-- Start of MATERIAL FOR THIS TASK --

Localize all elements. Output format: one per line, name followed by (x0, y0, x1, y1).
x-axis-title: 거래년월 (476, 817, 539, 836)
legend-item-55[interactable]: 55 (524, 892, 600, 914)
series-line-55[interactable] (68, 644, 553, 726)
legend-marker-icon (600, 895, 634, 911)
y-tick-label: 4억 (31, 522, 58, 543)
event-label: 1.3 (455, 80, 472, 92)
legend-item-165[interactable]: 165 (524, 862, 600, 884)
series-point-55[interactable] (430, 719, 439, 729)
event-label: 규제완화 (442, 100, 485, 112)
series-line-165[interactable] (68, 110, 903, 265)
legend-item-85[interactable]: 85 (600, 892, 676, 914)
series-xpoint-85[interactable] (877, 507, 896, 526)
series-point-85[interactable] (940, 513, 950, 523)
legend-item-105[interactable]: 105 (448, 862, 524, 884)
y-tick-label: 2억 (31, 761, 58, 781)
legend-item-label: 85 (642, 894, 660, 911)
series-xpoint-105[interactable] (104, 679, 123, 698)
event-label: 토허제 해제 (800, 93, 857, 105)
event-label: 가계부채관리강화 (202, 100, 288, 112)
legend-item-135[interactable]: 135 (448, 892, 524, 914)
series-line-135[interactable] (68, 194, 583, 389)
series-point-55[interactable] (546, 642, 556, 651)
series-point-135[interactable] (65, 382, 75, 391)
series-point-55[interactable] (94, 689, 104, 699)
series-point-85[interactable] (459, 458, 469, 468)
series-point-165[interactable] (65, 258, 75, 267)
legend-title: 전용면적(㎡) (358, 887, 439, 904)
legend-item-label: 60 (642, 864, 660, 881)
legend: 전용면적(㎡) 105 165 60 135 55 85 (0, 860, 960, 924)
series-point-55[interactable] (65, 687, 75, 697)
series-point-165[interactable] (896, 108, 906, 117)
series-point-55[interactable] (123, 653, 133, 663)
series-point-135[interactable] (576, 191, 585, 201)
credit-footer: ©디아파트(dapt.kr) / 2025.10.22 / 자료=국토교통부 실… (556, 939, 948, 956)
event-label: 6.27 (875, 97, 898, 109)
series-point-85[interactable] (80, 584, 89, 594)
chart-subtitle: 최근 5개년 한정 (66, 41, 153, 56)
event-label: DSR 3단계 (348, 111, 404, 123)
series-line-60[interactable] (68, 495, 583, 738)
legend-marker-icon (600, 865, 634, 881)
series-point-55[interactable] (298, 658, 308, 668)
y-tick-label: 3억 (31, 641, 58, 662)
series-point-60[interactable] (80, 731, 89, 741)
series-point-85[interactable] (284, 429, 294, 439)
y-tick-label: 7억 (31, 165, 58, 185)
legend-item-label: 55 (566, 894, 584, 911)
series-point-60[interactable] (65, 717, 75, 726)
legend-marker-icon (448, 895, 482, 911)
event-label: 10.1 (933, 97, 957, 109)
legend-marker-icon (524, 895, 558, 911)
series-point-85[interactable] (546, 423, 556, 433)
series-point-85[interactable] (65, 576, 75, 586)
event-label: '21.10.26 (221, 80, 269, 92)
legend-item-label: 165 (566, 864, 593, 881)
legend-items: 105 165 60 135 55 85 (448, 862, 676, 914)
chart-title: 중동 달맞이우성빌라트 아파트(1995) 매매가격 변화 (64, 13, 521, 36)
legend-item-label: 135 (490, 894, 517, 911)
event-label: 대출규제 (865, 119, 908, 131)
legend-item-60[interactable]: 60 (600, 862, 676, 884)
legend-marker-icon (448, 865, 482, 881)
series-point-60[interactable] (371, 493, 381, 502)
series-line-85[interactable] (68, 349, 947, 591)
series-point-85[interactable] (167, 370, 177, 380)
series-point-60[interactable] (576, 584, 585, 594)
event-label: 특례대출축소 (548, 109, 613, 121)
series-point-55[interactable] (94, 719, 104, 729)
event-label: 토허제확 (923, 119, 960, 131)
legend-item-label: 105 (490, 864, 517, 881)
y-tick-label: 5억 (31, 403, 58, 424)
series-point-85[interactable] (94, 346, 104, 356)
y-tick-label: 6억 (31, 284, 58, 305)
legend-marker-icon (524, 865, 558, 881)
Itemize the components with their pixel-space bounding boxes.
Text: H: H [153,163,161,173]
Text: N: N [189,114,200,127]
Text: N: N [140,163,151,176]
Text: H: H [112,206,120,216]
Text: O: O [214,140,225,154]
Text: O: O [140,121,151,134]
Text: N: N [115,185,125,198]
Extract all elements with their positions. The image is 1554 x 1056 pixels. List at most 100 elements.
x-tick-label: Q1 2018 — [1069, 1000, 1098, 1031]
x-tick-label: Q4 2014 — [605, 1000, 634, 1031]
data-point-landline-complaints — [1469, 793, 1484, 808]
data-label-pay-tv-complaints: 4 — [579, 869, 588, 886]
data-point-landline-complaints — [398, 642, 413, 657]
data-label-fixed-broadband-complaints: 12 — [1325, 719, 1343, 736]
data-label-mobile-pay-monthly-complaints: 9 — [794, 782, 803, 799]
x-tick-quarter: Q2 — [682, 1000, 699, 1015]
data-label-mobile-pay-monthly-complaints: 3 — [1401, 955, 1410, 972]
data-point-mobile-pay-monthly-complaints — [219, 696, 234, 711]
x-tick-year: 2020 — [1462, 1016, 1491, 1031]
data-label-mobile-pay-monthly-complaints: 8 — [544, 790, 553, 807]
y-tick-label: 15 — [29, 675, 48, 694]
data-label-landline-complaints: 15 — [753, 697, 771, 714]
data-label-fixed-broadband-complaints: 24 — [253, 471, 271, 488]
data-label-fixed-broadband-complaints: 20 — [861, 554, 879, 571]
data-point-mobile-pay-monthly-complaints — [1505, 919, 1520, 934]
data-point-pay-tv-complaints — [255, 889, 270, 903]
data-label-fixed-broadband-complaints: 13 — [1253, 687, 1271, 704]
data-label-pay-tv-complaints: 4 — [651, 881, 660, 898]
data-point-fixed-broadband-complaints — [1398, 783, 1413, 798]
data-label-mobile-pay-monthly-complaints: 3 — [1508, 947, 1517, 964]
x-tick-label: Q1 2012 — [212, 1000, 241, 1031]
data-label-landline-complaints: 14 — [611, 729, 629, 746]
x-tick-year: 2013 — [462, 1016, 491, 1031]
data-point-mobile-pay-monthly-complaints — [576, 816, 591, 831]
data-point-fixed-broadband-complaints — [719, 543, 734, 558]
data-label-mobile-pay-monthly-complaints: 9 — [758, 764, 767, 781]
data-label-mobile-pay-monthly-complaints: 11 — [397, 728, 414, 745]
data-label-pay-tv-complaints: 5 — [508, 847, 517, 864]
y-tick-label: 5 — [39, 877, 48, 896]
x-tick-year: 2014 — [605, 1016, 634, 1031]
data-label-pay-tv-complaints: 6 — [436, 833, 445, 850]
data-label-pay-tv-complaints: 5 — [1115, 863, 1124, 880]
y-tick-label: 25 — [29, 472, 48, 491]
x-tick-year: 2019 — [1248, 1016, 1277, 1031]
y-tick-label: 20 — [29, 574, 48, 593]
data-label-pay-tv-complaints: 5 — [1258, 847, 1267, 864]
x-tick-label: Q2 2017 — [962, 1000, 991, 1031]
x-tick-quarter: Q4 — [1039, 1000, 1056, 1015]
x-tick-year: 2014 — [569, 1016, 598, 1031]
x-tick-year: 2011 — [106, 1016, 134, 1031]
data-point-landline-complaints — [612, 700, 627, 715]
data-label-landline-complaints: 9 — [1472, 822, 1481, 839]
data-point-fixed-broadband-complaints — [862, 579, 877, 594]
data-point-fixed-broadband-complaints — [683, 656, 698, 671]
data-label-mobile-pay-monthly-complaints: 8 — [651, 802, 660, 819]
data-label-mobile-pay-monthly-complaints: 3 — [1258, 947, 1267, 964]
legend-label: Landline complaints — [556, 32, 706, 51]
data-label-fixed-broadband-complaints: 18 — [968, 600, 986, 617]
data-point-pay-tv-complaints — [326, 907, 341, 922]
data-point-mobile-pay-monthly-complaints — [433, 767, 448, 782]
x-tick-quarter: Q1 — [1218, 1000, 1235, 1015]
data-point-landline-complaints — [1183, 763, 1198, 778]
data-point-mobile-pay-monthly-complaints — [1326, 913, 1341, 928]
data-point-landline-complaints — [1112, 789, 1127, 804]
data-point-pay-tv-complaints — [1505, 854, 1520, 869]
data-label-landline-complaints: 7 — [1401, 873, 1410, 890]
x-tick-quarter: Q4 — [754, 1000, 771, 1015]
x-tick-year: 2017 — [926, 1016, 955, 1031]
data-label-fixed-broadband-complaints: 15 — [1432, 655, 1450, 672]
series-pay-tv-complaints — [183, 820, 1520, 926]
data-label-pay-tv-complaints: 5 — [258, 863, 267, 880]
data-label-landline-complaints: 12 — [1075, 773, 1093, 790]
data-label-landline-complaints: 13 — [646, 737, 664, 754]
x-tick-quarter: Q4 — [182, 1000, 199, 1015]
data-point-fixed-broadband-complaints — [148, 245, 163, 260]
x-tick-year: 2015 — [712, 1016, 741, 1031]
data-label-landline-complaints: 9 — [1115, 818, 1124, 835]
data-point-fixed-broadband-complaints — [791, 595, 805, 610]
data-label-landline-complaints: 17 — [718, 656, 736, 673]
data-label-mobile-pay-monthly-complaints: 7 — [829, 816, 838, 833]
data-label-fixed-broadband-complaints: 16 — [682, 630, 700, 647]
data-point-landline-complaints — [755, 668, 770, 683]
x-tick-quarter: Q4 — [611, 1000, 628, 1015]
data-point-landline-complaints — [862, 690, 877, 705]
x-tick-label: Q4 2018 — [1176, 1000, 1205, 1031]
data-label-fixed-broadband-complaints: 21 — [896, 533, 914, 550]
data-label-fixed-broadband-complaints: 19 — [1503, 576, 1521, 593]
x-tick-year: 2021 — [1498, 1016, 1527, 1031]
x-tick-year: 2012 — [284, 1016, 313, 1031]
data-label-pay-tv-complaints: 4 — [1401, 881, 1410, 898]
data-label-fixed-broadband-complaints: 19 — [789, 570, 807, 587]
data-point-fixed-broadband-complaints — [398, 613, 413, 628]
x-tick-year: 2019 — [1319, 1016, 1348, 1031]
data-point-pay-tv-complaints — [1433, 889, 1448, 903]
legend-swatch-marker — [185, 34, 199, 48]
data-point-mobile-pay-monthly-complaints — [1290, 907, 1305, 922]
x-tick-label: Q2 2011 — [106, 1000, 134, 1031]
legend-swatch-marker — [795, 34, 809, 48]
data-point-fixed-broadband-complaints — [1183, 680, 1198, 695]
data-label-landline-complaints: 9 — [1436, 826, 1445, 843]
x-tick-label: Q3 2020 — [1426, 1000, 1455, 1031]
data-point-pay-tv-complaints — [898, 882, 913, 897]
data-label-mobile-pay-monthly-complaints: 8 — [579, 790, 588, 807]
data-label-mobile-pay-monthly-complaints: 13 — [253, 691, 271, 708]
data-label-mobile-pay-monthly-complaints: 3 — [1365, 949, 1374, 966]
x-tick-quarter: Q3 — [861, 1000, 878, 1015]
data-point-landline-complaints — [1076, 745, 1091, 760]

-- End of MATERIAL FOR THIS TASK --

STATED EXERCISE: Repeat the material word for word, from its first line down through the line containing "series-xpoint-85[interactable] (877, 507, 896, 526)", with both of those lines included.

RESULT FOR THIS TASK:
Localize all elements. Output format: one per line, name followed by (x0, y0, x1, y1).
x-axis-title: 거래년월 (476, 817, 539, 836)
legend-item-55[interactable]: 55 (524, 892, 600, 914)
series-line-55[interactable] (68, 644, 553, 726)
legend-marker-icon (600, 895, 634, 911)
y-tick-label: 4억 (31, 522, 58, 543)
event-label: 1.3 (455, 80, 472, 92)
legend-item-165[interactable]: 165 (524, 862, 600, 884)
series-point-55[interactable] (430, 719, 439, 729)
event-label: 규제완화 (442, 100, 485, 112)
series-line-165[interactable] (68, 110, 903, 265)
legend-item-85[interactable]: 85 (600, 892, 676, 914)
series-xpoint-85[interactable] (877, 507, 896, 526)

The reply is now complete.